# [EXERCISE GOAL]
Write the data out again exactly, with no pictures.

# [ITEMS]
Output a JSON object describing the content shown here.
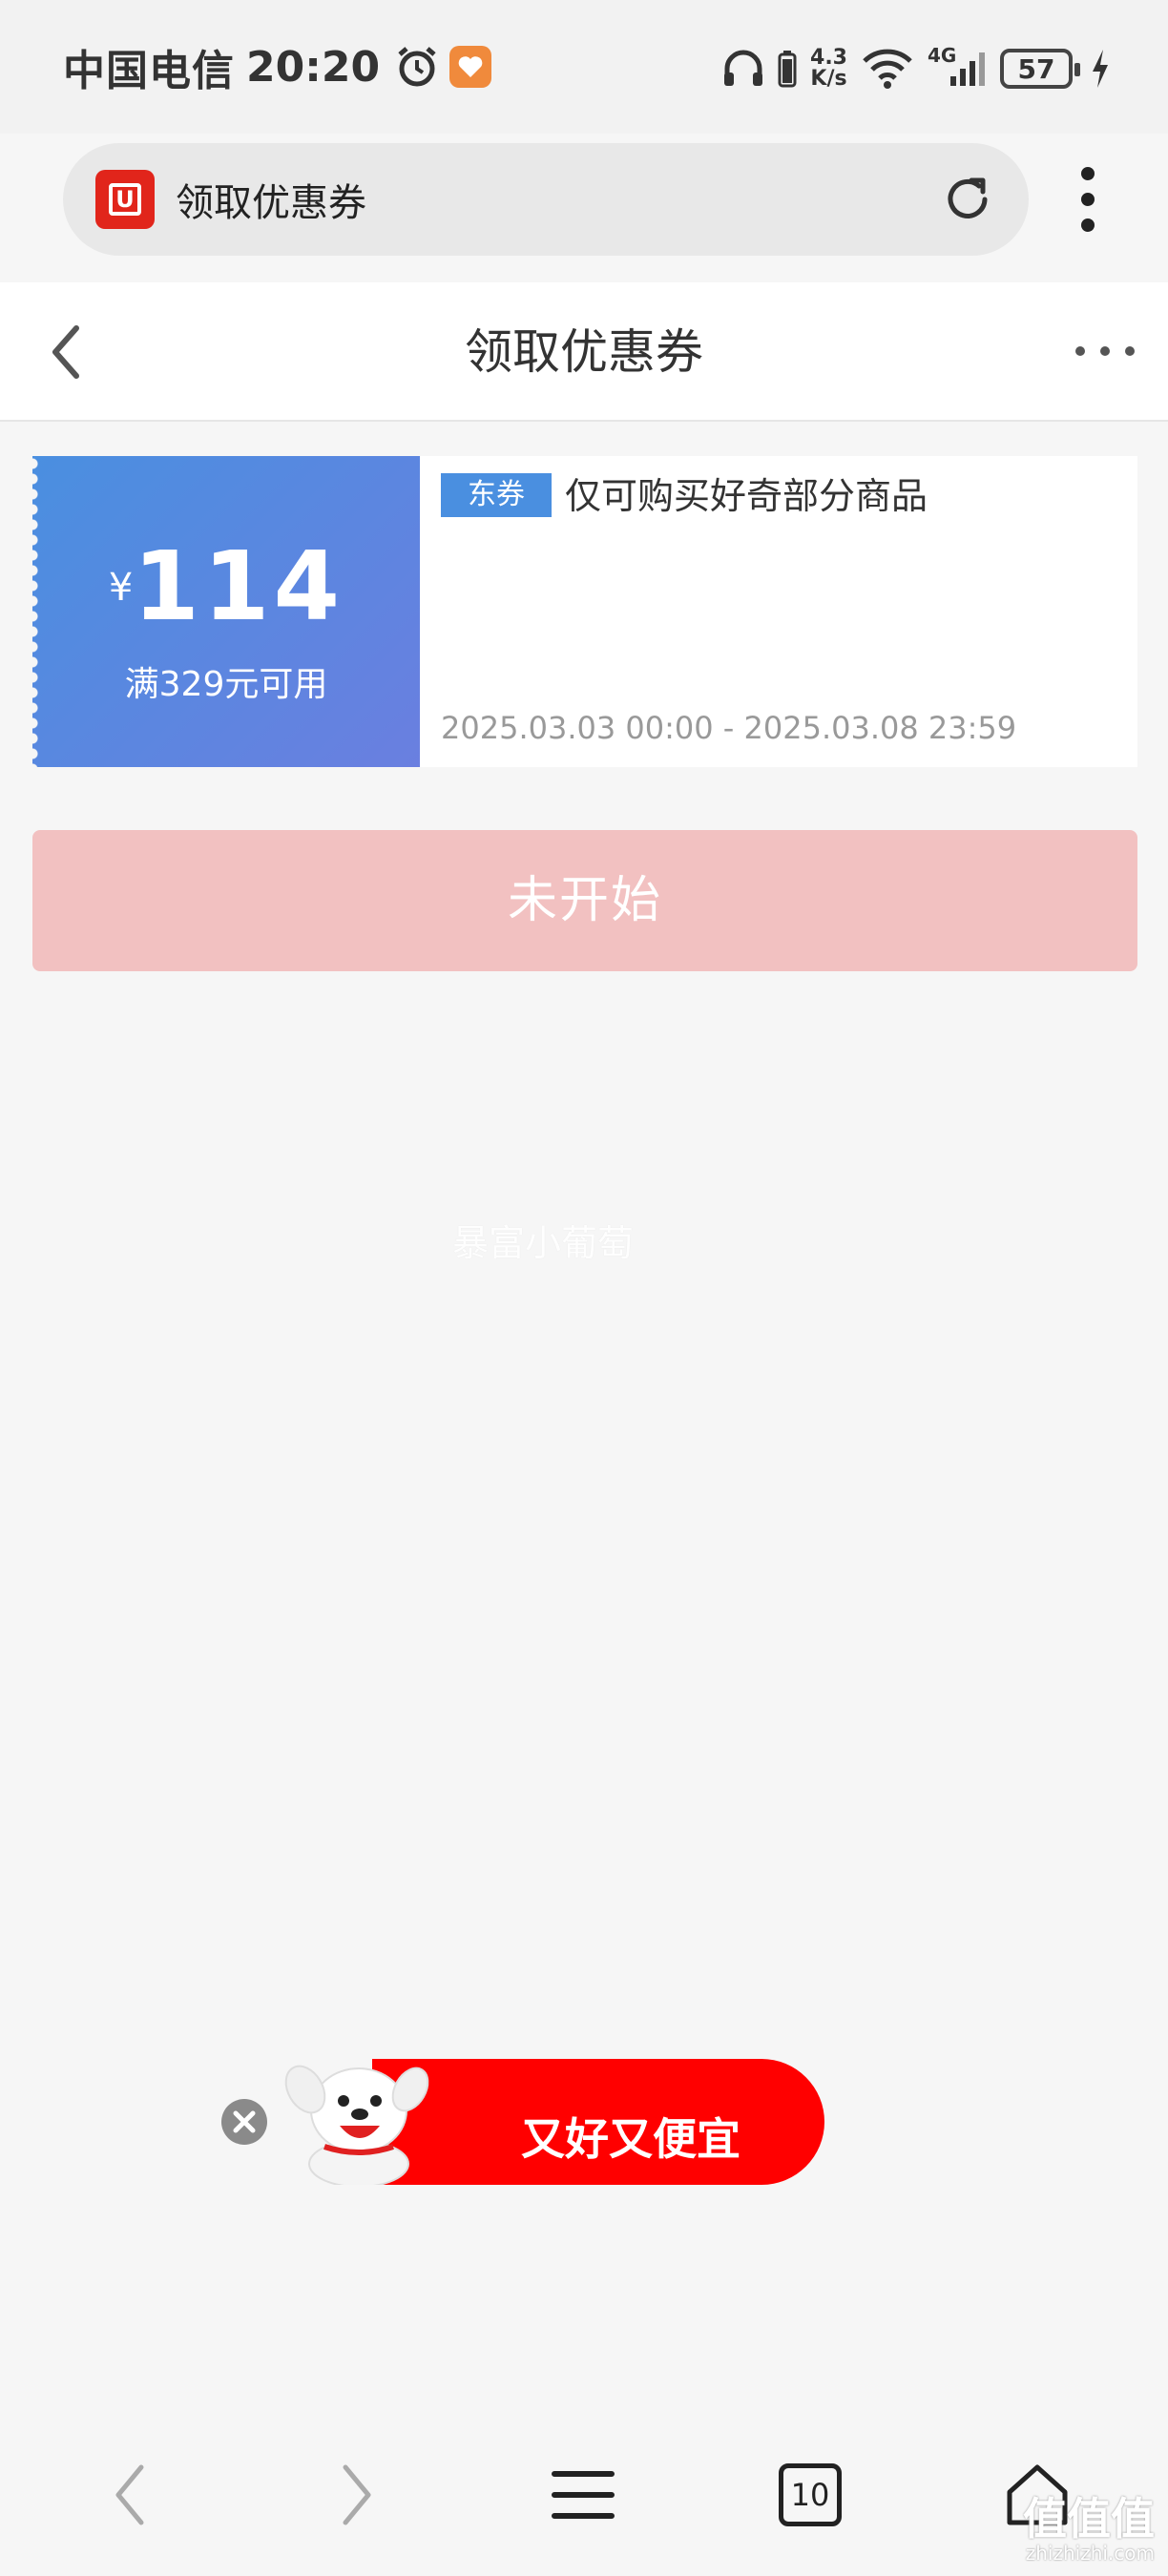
{
  "status_bar": {
    "carrier": "中国电信",
    "time": "20:20",
    "net_speed_value": "4.3",
    "net_speed_unit": "K/s",
    "signal_label": "4G",
    "battery": "57"
  },
  "browser": {
    "address_title": "领取优惠券"
  },
  "header": {
    "title": "领取优惠券"
  },
  "coupon": {
    "currency": "¥",
    "amount": "114",
    "threshold": "满329元可用",
    "tag": "东券",
    "description": "仅可购买好奇部分商品",
    "validity": "2025.03.03 00:00 - 2025.03.08 23:59",
    "color": "#4a8fe0"
  },
  "action": {
    "status_label": "未开始"
  },
  "watermark": "暴富小葡萄",
  "banner": {
    "text": "又好又便宜",
    "color": "#ff0000"
  },
  "bottom_nav": {
    "tab_count": "10"
  },
  "corner_watermark": {
    "main": "值值值",
    "sub": "zhizhizhi.com"
  }
}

# [RESULT OF THIS TASK]
Output a JSON object describing the content shown here.
{
  "status_bar": {
    "carrier": "中国电信",
    "time": "20:20",
    "net_speed_value": "4.3",
    "net_speed_unit": "K/s",
    "signal_label": "4G",
    "battery": "57"
  },
  "browser": {
    "address_title": "领取优惠券"
  },
  "header": {
    "title": "领取优惠券"
  },
  "coupon": {
    "currency": "¥",
    "amount": "114",
    "threshold": "满329元可用",
    "tag": "东券",
    "description": "仅可购买好奇部分商品",
    "validity": "2025.03.03 00:00 - 2025.03.08 23:59",
    "color": "#4a8fe0"
  },
  "action": {
    "status_label": "未开始"
  },
  "watermark": "暴富小葡萄",
  "banner": {
    "text": "又好又便宜",
    "color": "#ff0000"
  },
  "bottom_nav": {
    "tab_count": "10"
  },
  "corner_watermark": {
    "main": "值值值",
    "sub": "zhizhizhi.com"
  }
}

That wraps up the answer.